**BRIEF:**
Review the material line by line. Identify and copy every line that contains the string "JSON".

(Stored data)
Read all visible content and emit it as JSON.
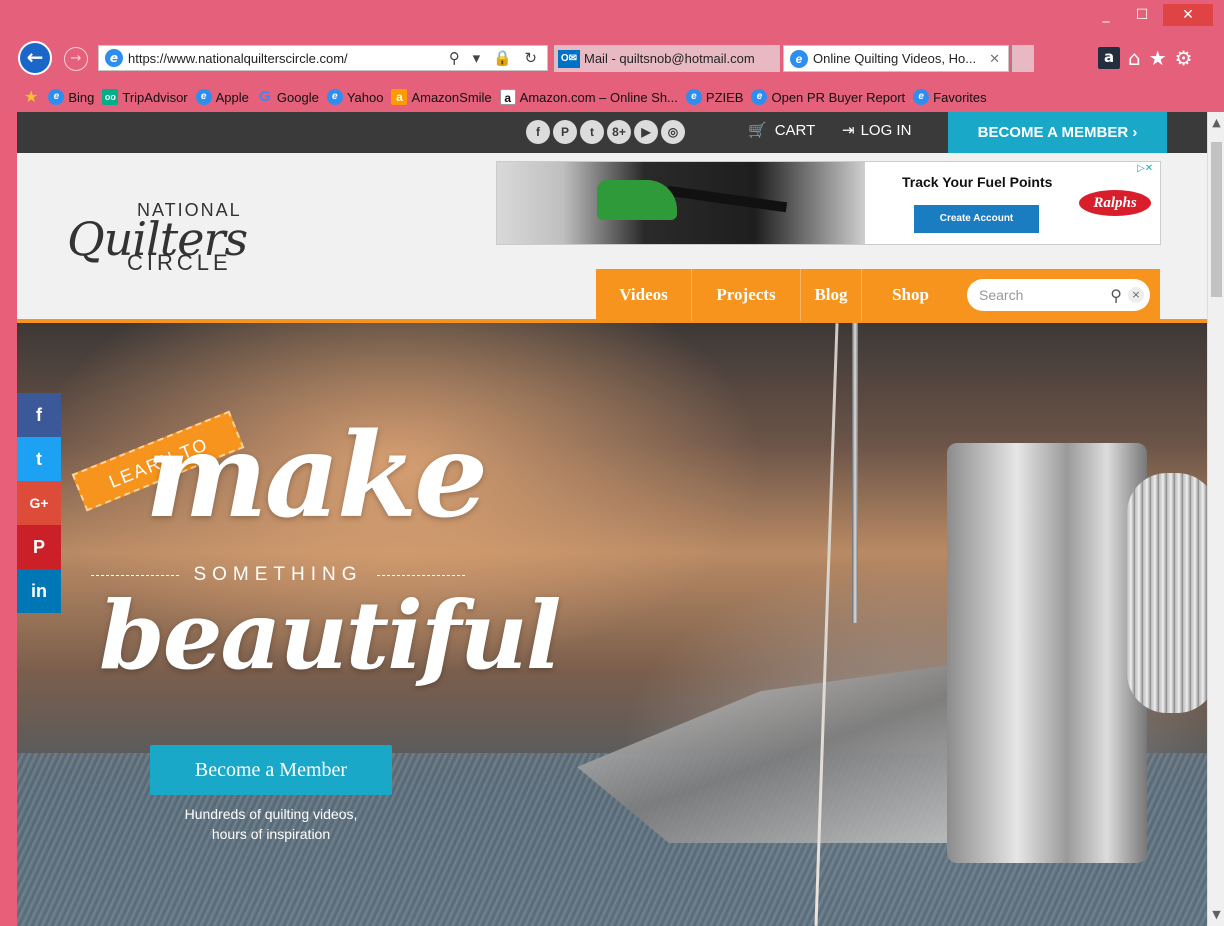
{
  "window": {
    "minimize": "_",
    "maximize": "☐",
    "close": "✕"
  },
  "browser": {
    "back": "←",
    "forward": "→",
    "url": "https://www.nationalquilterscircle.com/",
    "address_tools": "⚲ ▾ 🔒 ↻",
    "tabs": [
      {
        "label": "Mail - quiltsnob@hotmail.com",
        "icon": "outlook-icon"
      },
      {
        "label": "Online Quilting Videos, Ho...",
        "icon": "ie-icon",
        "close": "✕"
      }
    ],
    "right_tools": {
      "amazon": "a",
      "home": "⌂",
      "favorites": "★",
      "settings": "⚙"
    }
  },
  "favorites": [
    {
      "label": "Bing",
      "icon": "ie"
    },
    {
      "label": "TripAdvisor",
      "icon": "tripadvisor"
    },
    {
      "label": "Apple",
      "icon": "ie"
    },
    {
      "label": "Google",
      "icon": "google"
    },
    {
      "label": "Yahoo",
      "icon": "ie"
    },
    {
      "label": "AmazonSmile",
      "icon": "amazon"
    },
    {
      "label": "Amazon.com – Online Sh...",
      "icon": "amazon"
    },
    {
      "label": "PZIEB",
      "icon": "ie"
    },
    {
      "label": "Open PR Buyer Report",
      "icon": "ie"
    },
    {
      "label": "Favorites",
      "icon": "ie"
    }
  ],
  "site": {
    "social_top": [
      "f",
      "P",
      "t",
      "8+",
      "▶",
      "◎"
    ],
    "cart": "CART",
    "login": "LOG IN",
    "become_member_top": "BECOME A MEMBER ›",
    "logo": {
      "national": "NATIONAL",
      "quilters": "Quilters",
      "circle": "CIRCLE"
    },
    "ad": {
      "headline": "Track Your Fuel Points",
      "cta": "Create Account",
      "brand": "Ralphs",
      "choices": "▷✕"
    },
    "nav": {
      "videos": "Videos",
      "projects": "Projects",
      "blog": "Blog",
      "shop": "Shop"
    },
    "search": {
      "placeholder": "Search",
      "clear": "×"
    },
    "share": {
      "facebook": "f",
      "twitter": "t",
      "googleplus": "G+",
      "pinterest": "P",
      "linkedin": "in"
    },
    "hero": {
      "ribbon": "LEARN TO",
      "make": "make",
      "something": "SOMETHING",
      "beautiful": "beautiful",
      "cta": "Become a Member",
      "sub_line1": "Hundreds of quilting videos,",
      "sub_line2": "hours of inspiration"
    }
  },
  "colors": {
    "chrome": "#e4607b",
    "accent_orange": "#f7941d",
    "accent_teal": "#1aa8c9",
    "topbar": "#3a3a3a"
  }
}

* * *

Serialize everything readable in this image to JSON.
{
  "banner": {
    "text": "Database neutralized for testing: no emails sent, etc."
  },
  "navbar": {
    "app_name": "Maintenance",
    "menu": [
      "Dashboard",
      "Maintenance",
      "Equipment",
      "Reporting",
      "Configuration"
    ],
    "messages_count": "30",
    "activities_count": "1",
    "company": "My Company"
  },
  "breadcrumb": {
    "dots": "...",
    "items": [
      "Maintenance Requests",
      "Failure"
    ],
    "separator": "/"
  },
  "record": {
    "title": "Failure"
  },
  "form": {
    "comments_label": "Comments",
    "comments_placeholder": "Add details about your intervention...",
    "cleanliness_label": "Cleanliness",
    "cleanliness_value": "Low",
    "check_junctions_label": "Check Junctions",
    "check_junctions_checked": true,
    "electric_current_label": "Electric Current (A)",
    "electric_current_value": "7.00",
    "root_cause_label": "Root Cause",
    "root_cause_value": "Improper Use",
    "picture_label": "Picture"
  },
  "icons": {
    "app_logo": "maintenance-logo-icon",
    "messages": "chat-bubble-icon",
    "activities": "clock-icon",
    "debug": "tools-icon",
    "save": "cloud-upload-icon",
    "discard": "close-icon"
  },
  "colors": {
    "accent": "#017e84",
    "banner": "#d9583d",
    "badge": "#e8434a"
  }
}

**ANSWER BELOW:**
Read all visible content and emit it as JSON.
Serialize everything readable in this image to JSON.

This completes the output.